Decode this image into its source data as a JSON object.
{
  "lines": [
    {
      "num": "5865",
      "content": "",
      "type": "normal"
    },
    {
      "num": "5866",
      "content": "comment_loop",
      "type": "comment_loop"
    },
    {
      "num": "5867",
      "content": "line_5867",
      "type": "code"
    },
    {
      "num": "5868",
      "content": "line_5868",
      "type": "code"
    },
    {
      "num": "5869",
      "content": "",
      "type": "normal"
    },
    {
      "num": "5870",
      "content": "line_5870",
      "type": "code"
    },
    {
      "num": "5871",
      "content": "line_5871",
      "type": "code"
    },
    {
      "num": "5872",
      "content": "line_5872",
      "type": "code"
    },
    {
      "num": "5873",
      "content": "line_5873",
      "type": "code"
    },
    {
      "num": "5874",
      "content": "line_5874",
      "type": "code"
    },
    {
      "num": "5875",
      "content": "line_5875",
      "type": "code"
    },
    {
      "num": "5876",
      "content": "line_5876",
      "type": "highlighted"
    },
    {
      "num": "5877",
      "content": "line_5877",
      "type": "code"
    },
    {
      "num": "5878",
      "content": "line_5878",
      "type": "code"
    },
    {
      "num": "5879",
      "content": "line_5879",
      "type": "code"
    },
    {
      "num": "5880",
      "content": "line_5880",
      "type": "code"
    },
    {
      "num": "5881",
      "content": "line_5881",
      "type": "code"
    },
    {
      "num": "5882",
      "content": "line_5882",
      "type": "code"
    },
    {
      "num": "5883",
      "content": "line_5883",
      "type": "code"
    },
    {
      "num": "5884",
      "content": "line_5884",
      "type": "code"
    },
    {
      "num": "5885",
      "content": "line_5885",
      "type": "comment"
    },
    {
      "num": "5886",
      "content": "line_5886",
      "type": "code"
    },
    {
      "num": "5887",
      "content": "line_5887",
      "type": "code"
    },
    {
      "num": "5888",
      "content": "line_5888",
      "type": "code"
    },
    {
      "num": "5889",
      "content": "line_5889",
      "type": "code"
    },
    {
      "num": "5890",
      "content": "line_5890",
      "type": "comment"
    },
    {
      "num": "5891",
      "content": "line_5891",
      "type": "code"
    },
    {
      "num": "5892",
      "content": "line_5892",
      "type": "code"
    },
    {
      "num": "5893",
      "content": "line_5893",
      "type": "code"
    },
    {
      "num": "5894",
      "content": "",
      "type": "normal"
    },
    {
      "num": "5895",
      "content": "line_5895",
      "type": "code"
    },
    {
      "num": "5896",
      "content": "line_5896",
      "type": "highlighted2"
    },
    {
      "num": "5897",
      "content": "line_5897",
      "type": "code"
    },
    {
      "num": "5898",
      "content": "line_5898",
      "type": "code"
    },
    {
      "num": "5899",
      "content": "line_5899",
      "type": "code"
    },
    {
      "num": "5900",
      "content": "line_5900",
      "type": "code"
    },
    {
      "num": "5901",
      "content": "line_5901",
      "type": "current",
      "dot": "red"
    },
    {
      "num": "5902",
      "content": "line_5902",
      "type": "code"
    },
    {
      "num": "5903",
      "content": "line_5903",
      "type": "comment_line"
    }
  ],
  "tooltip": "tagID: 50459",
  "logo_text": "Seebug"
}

■ ■ ■ ■ ■

▶ [AIM OF THE TASK]: Write out all records exactly, keeping every detail.

▶ [RESULT BELOW]:
Decode this image into its source data as a JSON object.
{
  "lines": [
    {
      "num": "5865",
      "content": "",
      "type": "normal"
    },
    {
      "num": "5866",
      "content": "comment_loop",
      "type": "comment_loop"
    },
    {
      "num": "5867",
      "content": "line_5867",
      "type": "code"
    },
    {
      "num": "5868",
      "content": "line_5868",
      "type": "code"
    },
    {
      "num": "5869",
      "content": "",
      "type": "normal"
    },
    {
      "num": "5870",
      "content": "line_5870",
      "type": "code"
    },
    {
      "num": "5871",
      "content": "line_5871",
      "type": "code"
    },
    {
      "num": "5872",
      "content": "line_5872",
      "type": "code"
    },
    {
      "num": "5873",
      "content": "line_5873",
      "type": "code"
    },
    {
      "num": "5874",
      "content": "line_5874",
      "type": "code"
    },
    {
      "num": "5875",
      "content": "line_5875",
      "type": "code"
    },
    {
      "num": "5876",
      "content": "line_5876",
      "type": "highlighted"
    },
    {
      "num": "5877",
      "content": "line_5877",
      "type": "code"
    },
    {
      "num": "5878",
      "content": "line_5878",
      "type": "code"
    },
    {
      "num": "5879",
      "content": "line_5879",
      "type": "code"
    },
    {
      "num": "5880",
      "content": "line_5880",
      "type": "code"
    },
    {
      "num": "5881",
      "content": "line_5881",
      "type": "code"
    },
    {
      "num": "5882",
      "content": "line_5882",
      "type": "code"
    },
    {
      "num": "5883",
      "content": "line_5883",
      "type": "code"
    },
    {
      "num": "5884",
      "content": "line_5884",
      "type": "code"
    },
    {
      "num": "5885",
      "content": "line_5885",
      "type": "comment"
    },
    {
      "num": "5886",
      "content": "line_5886",
      "type": "code"
    },
    {
      "num": "5887",
      "content": "line_5887",
      "type": "code"
    },
    {
      "num": "5888",
      "content": "line_5888",
      "type": "code"
    },
    {
      "num": "5889",
      "content": "line_5889",
      "type": "code"
    },
    {
      "num": "5890",
      "content": "line_5890",
      "type": "comment"
    },
    {
      "num": "5891",
      "content": "line_5891",
      "type": "code"
    },
    {
      "num": "5892",
      "content": "line_5892",
      "type": "code"
    },
    {
      "num": "5893",
      "content": "line_5893",
      "type": "code"
    },
    {
      "num": "5894",
      "content": "",
      "type": "normal"
    },
    {
      "num": "5895",
      "content": "line_5895",
      "type": "code"
    },
    {
      "num": "5896",
      "content": "line_5896",
      "type": "highlighted2"
    },
    {
      "num": "5897",
      "content": "line_5897",
      "type": "code"
    },
    {
      "num": "5898",
      "content": "line_5898",
      "type": "code"
    },
    {
      "num": "5899",
      "content": "line_5899",
      "type": "code"
    },
    {
      "num": "5900",
      "content": "line_5900",
      "type": "code"
    },
    {
      "num": "5901",
      "content": "line_5901",
      "type": "current",
      "dot": "red"
    },
    {
      "num": "5902",
      "content": "line_5902",
      "type": "code"
    },
    {
      "num": "5903",
      "content": "line_5903",
      "type": "comment_line"
    }
  ],
  "tooltip": "tagID: 50459",
  "logo_text": "Seebug"
}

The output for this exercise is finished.